**Исходный текст**

********

Преобразующий потенциал идей, по мнению А. Дестюта де Траси, непосредственным образом коррелирует с врожденными способностями человека -фактическими основаниями творческой составляющей интеллекта. Мыслитель вычленяет четыре такие способности: 1) чувства (дают человеку познание внешнего опыта через ощущения); 2) память (фиксирует воз-

можность воспроизведения прошлого опыта); 3) суждения (высказывания) и 4) волю (открывает человеку существование Другого и проявляется в сопротивлении, которое воздействует на человека в процессе его взаимодействия с материей).

Таким образом, способности образуют систему взаимосвязанных элементов. Являясь имманентно присущими человеку, они представлены в нем в неодинаковой степени, отвечают за разные функции, но связаны общим предназначением - сохранением за человеком способности к осуществлению исследовательской и преобразующей деятельности по отношению к окружающей его материальной реальности.

Баланс указанных элементов обеспечивает многообразие индивидуальных черт личности, задает вектор интеграции человека в общество, определяет его место в социальной иерархии. В гносеологическом аспекте иерархия способностей представляет собой своеобразную систему координат, помогающую ориентироваться в предметно-объектном пространстве и многообразии исследовательских практик.

В современной науке сложилось представление о том, что А. Дестют де Траси предложил оригинальный подход к изучению сознания человека в контексте его отношений с экзистенциальной реальностью. Объектом такого подхода становился собственно человек, предметом - человеческое сознание, материализованное в языке и поведении, целью - гармоничное раскрытие потенциальных возможностей человека. «Тогда, - отмечал французский исследователь О. Ребуль, - “идеология” была практически синонимом научного анализа способности мыслить и противопоставлялась в этом смысле “метафизике” и “психологии” При своем происхождении, таким образом, идеология означала позитивное знание, т.е. примерно полную противоположность тому, что это понятие означает сегодня» [4. С. 21].

Однако в то время претензии идеологии на статус всеохватывающей науки о человеческом сознании носили, по-видимому, чисто гипотетический характер -таковая, в силу абстрактности, могла найти признание в лучшем случае в качестве одного из множества исследовательских подходов. Ведь для реализации содержащегося в ее рамках методологического контекста отсутствовало четкое осознание предмета и цели исследования, не существовало строгих научных методов (они несколько позже пришли в гуманитарные науки из естествознания), но, пожалуй, самое главное заключалось в отсутствии политической и экономической востребованности данного концепта (в частности, А. Дес-тют де Траси, современник Наполеона, никогда не пользовался его благосклонностью, а революционная буржуазия еще не «созрела» для адекватного восприятия идеологии).

********

**Фрагмент набора данных**

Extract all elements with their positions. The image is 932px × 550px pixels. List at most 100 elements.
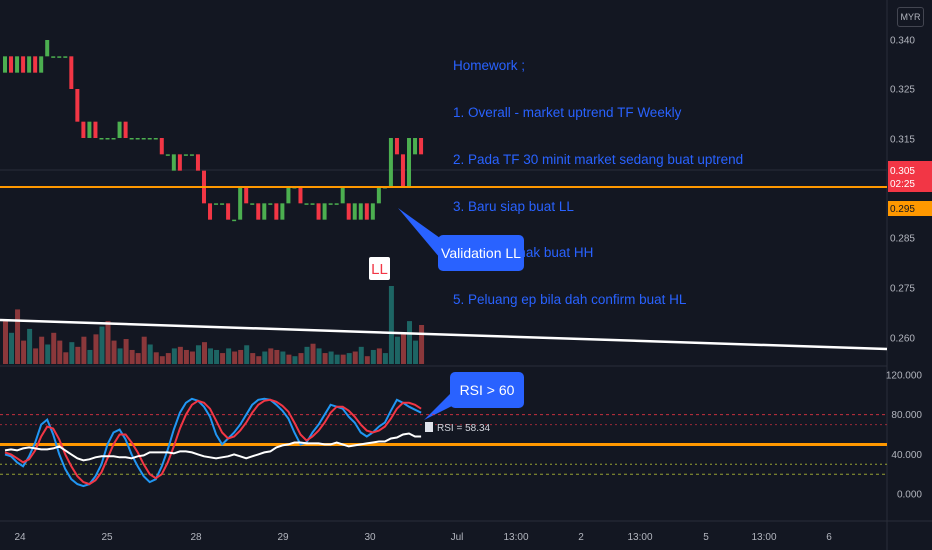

********

**Список заданий**
a: Повторите слово в слово часть текста о Дестюте де Траси: начните с того места, где стоят слова «можность воспроизведения прошлого», и остановитесь после слов «его материальной реальности.».
b: Какие способности человека выделяет мыслитель согласно тексту о Дестюте де Траси?
Материал здесь никак не используется.

**Ответы**
a:
можность воспроизведения прошлого опыта); 3) суждения (высказывания) и 4) волю (открывает человеку существование Другого и проявляется в сопротивлении, которое воздействует на человека в процессе его взаимодействия с материей).

Таким образом, способности образуют систему взаимосвязанных элементов. Являясь имманентно присущими человеку, они представлены в нем в неодинаковой степени, отвечают за разные функции, но связаны общим предназначением - сохранением за человеком способности к осуществлению исследовательской и преобразующей деятельности по отношению к окружающей его материальной реальности.

b: Чувства, память, суждения (высказывания) и волю.